-- start --

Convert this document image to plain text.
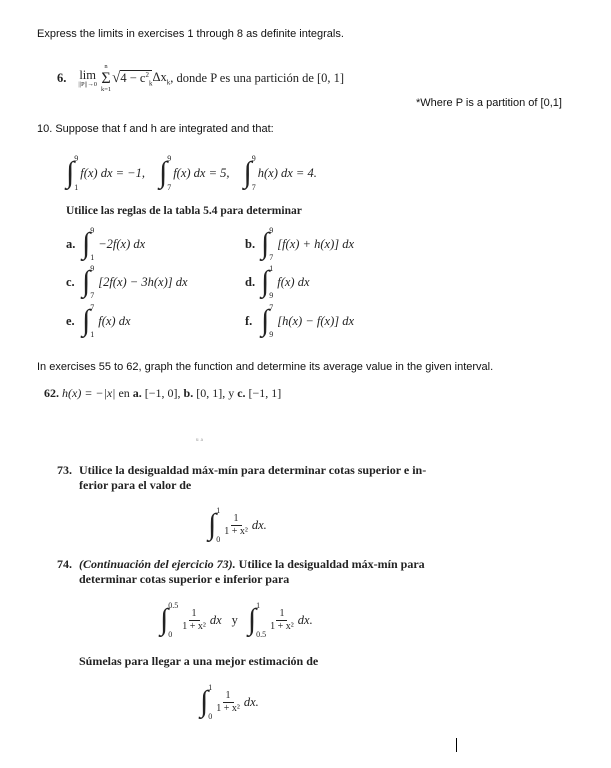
Express the limits in exercises 1 through 8 as definite integrals.
6. lim
||P||→0
n
Σ
k=1
√ $4 - c^2_k$ $\Delta x_k$ , donde P es una partición de [0, 1]
*Where P is a partition of [0,1]
10. Suppose that f and h are integrated and that:
∫ 9
1
f(x) dx = −1, ∫ 9
7
f(x) dx = 5, ∫ 9
7
h(x) dx = 4.
Utilice las reglas de la tabla 5.4 para determinar
a. ∫ 9
1
−2f(x) dx	b. ∫ 9
7
[f(x) + h(x)] dx
c. ∫ 9
7
[2f(x) − 3h(x)] dx	d. ∫ 1
9
f(x) dx
e. ∫ 7
1
f(x) dx	f. ∫ 7
9
[h(x) − f(x)] dx
In exercises 55 to 62, graph the function and determine its average value in the given interval.
62. h(x) = −|x| en a. [−1, 0], b. [0, 1], y c. [−1, 1]
ᵘ ᵃ
73. Utilice la desigualdad máx-mín para determinar cotas superior e in-
ferior para el valor de
∫ 1
0
$\frac{1}{\text{1 + x²}}$ dx.
74. (Continuación del ejercicio 73). Utilice la desigualdad máx-mín para
determinar cotas superior e inferior para
∫ 0.5
0
$\frac{1}{\text{1 + x²}}$ dx y ∫ 1
0.5
$\frac{1}{\text{1 + x²}}$ dx.
Súmelas para llegar a una mejor estimación de
∫ 1
0
$\frac{1}{\text{1 + x²}}$ dx.
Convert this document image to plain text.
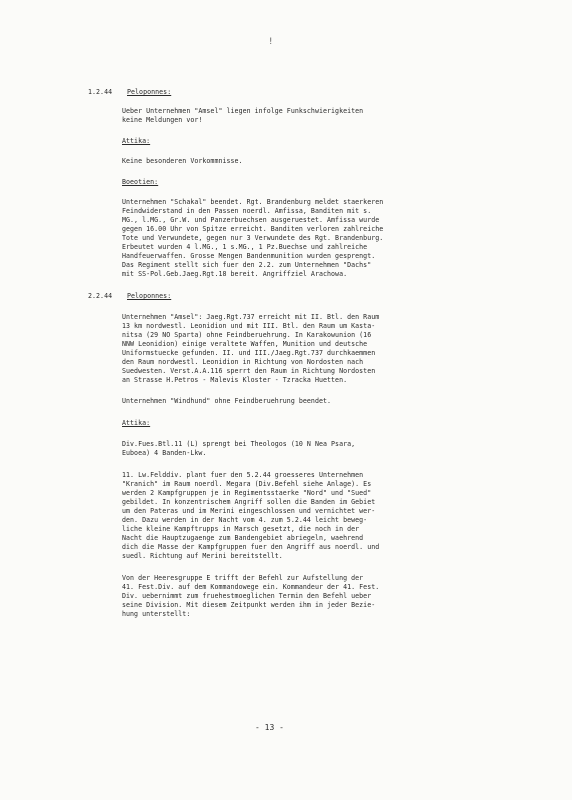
!
1.2.44 Peloponnes:
Ueber Unternehmen "Amsel" liegen infolge Funkschwierigkeiten
keine Meldungen vor!
Attika:
Keine besonderen Vorkommnisse.
Boeotien:
Unternehmen "Schakal" beendet. Rgt. Brandenburg meldet staerkeren
Feindwiderstand in den Passen noerdl. Amfissa, Banditen mit s.
MG., l.MG., Gr.W. und Panzerbuechsen ausgeruestet. Amfissa wurde
gegen 16.00 Uhr von Spitze erreicht. Banditen verloren zahlreiche
Tote und Verwundete, gegen nur 3 Verwundete des Rgt. Brandenburg.
Erbeutet wurden 4 l.MG., 1 s.MG., 1 Pz.Buechse und zahlreiche
Handfeuerwaffen. Grosse Mengen Bandenmunition wurden gesprengt.
Das Regiment stellt sich fuer den 2.2. zum Unternehmen "Dachs"
mit SS-Pol.Geb.Jaeg.Rgt.18 bereit. Angriffziel Arachowa.
2.2.44 Peloponnes:
Unternehmen "Amsel": Jaeg.Rgt.737 erreicht mit II. Btl. den Raum
13 km nordwestl. Leonidion und mit III. Btl. den Raum um Kasta-
nitsa (29 NO Sparta) ohne Feindberuehrung. In Karakowunion (16
NNW Leonidion) einige veraltete Waffen, Munition und deutsche
Uniformstuecke gefunden. II. und III./Jaeg.Rgt.737 durchkaemmen
den Raum nordwestl. Leonidion in Richtung von Nordosten nach
Suedwesten. Verst.A.A.116 sperrt den Raum in Richtung Nordosten
an Strasse H.Petros - Malevis Kloster - Tzracka Huetten.
Unternehmen "Windhund" ohne Feindberuehrung beendet.
Attika:
Div.Fues.Btl.11 (L) sprengt bei Theologos (10 N Nea Psara,
Euboea) 4 Banden-Lkw.
11. Lw.Felddiv. plant fuer den 5.2.44 groesseres Unternehmen
"Kranich" im Raum noerdl. Megara (Div.Befehl siehe Anlage). Es
werden 2 Kampfgruppen je in Regimentsstaerke "Nord" und "Sued"
gebildet. In konzentrischem Angriff sollen die Banden im Gebiet
um den Pateras und im Merini eingeschlossen und vernichtet wer-
den. Dazu werden in der Nacht vom 4. zum 5.2.44 leicht beweg-
liche kleine Kampftrupps in Marsch gesetzt, die noch in der
Nacht die Hauptzugaenge zum Bandengebiet abriegeln, waehrend
dich die Masse der Kampfgruppen fuer den Angriff aus noerdl. und
suedl. Richtung auf Merini bereitstellt.
Von der Heeresgruppe E trifft der Befehl zur Aufstellung der
41. Fest.Div. auf dem Kommandowege ein. Kommandeur der 41. Fest.
Div. uebernimmt zum fruehestmoeglichen Termin den Befehl ueber
seine Division. Mit diesem Zeitpunkt werden ihm in jeder Bezie-
hung unterstellt:
- 13 -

-- end --

EXERCISE BRIEF: Reproduce all of the data exactly, omitting each picture it holds.

TASK RESULT:
Convert this document image to plain text.
Express the limits in exercises 1 through 8 as definite integrals.
6. lim
||P||→0
n
Σ
k=1
√ $4 - c^2_k$ $\Delta x_k$ , donde P es una partición de [0, 1]
*Where P is a partition of [0,1]
10. Suppose that f and h are integrated and that:
∫ 9
1
f(x) dx = −1, ∫ 9
7
f(x) dx = 5, ∫ 9
7
h(x) dx = 4.
Utilice las reglas de la tabla 5.4 para determinar
a. ∫ 9
1
−2f(x) dx	b. ∫ 9
7
[f(x) + h(x)] dx
c. ∫ 9
7
[2f(x) − 3h(x)] dx	d. ∫ 1
9
f(x) dx
e. ∫ 7
1
f(x) dx	f. ∫ 7
9
[h(x) − f(x)] dx
In exercises 55 to 62, graph the function and determine its average value in the given interval.
62. h(x) = −|x| en a. [−1, 0], b. [0, 1], y c. [−1, 1]
ᵘ ᵃ
73. Utilice la desigualdad máx-mín para determinar cotas superior e in-
ferior para el valor de
∫ 1
0
$\frac{1}{\text{1 + x²}}$ dx.
74. (Continuación del ejercicio 73). Utilice la desigualdad máx-mín para
determinar cotas superior e inferior para
∫ 0.5
0
$\frac{1}{\text{1 + x²}}$ dx y ∫ 1
0.5
$\frac{1}{\text{1 + x²}}$ dx.
Súmelas para llegar a una mejor estimación de
∫ 1
0
$\frac{1}{\text{1 + x²}}$ dx.
Convert this document image to plain text.
!
1.2.44 Peloponnes:
Ueber Unternehmen "Amsel" liegen infolge Funkschwierigkeiten
keine Meldungen vor!
Attika:
Keine besonderen Vorkommnisse.
Boeotien:
Unternehmen "Schakal" beendet. Rgt. Brandenburg meldet staerkeren
Feindwiderstand in den Passen noerdl. Amfissa, Banditen mit s.
MG., l.MG., Gr.W. und Panzerbuechsen ausgeruestet. Amfissa wurde
gegen 16.00 Uhr von Spitze erreicht. Banditen verloren zahlreiche
Tote und Verwundete, gegen nur 3 Verwundete des Rgt. Brandenburg.
Erbeutet wurden 4 l.MG., 1 s.MG., 1 Pz.Buechse und zahlreiche
Handfeuerwaffen. Grosse Mengen Bandenmunition wurden gesprengt.
Das Regiment stellt sich fuer den 2.2. zum Unternehmen "Dachs"
mit SS-Pol.Geb.Jaeg.Rgt.18 bereit. Angriffziel Arachowa.
2.2.44 Peloponnes:
Unternehmen "Amsel": Jaeg.Rgt.737 erreicht mit II. Btl. den Raum
13 km nordwestl. Leonidion und mit III. Btl. den Raum um Kasta-
nitsa (29 NO Sparta) ohne Feindberuehrung. In Karakowunion (16
NNW Leonidion) einige veraltete Waffen, Munition und deutsche
Uniformstuecke gefunden. II. und III./Jaeg.Rgt.737 durchkaemmen
den Raum nordwestl. Leonidion in Richtung von Nordosten nach
Suedwesten. Verst.A.A.116 sperrt den Raum in Richtung Nordosten
an Strasse H.Petros - Malevis Kloster - Tzracka Huetten.
Unternehmen "Windhund" ohne Feindberuehrung beendet.
Attika:
Div.Fues.Btl.11 (L) sprengt bei Theologos (10 N Nea Psara,
Euboea) 4 Banden-Lkw.
11. Lw.Felddiv. plant fuer den 5.2.44 groesseres Unternehmen
"Kranich" im Raum noerdl. Megara (Div.Befehl siehe Anlage). Es
werden 2 Kampfgruppen je in Regimentsstaerke "Nord" und "Sued"
gebildet. In konzentrischem Angriff sollen die Banden im Gebiet
um den Pateras und im Merini eingeschlossen und vernichtet wer-
den. Dazu werden in der Nacht vom 4. zum 5.2.44 leicht beweg-
liche kleine Kampftrupps in Marsch gesetzt, die noch in der
Nacht die Hauptzugaenge zum Bandengebiet abriegeln, waehrend
dich die Masse der Kampfgruppen fuer den Angriff aus noerdl. und
suedl. Richtung auf Merini bereitstellt.
Von der Heeresgruppe E trifft der Befehl zur Aufstellung der
41. Fest.Div. auf dem Kommandowege ein. Kommandeur der 41. Fest.
Div. uebernimmt zum fruehestmoeglichen Termin den Befehl ueber
seine Division. Mit diesem Zeitpunkt werden ihm in jeder Bezie-
hung unterstellt:
- 13 -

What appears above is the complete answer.